*Task details*. Which lines hold the word "title"? Show each of them.

○ ○ ○ ○

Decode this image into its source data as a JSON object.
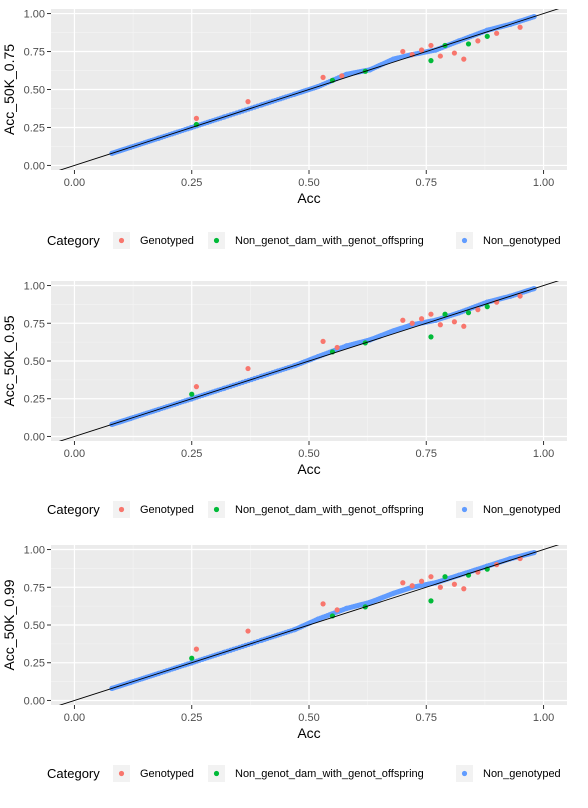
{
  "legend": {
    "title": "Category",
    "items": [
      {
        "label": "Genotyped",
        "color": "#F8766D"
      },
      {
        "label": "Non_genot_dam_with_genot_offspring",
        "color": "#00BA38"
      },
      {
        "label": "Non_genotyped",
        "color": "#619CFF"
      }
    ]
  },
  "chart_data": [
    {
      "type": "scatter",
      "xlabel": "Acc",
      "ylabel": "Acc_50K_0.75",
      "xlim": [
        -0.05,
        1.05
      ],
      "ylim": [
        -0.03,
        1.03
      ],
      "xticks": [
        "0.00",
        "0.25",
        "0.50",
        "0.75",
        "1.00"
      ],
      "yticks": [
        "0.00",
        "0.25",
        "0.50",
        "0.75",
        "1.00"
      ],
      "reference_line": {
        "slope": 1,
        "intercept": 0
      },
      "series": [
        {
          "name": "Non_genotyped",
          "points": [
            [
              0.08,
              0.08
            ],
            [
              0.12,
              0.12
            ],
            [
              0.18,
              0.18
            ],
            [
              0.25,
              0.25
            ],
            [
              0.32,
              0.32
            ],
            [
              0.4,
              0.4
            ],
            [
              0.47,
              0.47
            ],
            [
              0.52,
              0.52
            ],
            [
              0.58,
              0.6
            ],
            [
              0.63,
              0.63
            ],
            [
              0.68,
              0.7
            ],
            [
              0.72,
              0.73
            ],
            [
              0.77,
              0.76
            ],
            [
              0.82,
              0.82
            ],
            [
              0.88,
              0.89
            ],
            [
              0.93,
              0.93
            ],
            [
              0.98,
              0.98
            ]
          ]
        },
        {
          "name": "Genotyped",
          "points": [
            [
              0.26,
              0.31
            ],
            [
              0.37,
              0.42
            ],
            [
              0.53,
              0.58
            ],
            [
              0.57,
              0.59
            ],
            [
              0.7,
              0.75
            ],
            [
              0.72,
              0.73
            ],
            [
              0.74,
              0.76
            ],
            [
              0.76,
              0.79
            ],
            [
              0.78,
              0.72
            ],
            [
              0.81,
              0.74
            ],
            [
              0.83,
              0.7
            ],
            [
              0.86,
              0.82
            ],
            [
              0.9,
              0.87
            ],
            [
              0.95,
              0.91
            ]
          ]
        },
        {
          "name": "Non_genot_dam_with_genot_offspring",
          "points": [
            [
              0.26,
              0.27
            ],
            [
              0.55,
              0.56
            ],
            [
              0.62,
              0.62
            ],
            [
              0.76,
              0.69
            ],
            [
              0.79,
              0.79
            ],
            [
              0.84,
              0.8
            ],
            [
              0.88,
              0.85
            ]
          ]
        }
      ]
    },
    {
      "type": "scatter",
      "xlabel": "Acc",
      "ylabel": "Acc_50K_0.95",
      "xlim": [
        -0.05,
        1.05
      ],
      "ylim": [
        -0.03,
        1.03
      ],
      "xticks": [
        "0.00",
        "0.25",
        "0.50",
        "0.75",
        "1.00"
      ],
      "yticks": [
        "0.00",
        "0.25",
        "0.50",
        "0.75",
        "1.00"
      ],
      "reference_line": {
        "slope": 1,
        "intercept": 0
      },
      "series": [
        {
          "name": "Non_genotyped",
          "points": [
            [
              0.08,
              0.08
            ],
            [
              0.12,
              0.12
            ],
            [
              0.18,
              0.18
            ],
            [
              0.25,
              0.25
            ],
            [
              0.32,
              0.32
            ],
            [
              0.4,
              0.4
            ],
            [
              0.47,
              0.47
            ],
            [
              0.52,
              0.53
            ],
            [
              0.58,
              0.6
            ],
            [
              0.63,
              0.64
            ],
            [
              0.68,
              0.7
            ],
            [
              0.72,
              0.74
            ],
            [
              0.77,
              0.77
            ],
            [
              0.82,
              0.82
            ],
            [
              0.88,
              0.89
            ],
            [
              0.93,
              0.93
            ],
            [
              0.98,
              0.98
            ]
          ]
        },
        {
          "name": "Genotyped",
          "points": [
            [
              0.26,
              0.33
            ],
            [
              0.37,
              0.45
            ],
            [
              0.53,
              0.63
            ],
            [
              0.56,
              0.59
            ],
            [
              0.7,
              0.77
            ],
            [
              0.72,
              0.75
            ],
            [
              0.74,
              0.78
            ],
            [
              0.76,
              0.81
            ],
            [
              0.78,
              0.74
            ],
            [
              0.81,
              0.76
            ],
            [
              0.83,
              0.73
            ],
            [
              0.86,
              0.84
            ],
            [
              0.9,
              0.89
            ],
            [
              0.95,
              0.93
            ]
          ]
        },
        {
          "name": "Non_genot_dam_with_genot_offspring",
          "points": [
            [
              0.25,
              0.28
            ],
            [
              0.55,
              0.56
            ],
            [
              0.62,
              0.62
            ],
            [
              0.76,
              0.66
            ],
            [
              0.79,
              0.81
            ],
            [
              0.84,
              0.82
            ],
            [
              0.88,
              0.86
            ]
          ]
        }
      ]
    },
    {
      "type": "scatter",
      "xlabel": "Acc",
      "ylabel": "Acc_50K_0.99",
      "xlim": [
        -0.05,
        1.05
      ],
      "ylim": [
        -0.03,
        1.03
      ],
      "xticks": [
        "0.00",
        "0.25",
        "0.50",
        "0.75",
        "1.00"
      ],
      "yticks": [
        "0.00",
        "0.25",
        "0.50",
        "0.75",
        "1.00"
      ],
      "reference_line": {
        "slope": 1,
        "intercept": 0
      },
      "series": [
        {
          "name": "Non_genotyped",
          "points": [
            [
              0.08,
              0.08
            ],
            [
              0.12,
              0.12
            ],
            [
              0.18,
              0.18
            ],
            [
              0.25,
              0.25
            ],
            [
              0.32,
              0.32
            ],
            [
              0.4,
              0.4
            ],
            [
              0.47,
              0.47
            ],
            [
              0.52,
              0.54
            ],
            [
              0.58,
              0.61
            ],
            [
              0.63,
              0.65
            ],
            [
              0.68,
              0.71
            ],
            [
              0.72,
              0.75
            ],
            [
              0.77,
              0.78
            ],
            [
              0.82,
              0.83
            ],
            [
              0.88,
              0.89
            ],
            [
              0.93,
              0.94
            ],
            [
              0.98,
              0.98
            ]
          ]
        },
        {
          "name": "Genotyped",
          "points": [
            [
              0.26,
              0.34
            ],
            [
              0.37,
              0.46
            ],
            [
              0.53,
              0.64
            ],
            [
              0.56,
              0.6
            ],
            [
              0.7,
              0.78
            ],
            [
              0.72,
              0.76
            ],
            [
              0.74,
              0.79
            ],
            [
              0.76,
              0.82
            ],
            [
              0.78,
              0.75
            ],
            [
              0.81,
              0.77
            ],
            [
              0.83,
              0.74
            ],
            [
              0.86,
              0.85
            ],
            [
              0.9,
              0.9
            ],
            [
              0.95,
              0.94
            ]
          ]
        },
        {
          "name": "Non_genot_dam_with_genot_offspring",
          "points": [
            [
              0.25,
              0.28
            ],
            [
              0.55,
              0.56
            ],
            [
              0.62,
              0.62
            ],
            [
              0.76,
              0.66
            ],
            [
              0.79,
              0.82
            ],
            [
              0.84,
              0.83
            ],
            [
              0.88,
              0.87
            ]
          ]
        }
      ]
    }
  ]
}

○ ○ ○ ○

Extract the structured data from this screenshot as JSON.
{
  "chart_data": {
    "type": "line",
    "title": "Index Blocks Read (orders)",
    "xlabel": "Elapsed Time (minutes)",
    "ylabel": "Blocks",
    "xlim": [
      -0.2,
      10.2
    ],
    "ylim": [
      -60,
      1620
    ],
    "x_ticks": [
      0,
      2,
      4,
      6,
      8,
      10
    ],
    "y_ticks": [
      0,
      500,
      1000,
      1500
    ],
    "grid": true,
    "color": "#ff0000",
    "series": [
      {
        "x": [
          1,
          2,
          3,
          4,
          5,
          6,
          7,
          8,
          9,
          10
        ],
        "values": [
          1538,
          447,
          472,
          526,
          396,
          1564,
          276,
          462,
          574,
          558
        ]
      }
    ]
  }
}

○ ○ ○ ○

*Response to the task*.
    "title": "Category",
    "title": "Index Blocks Read (orders)",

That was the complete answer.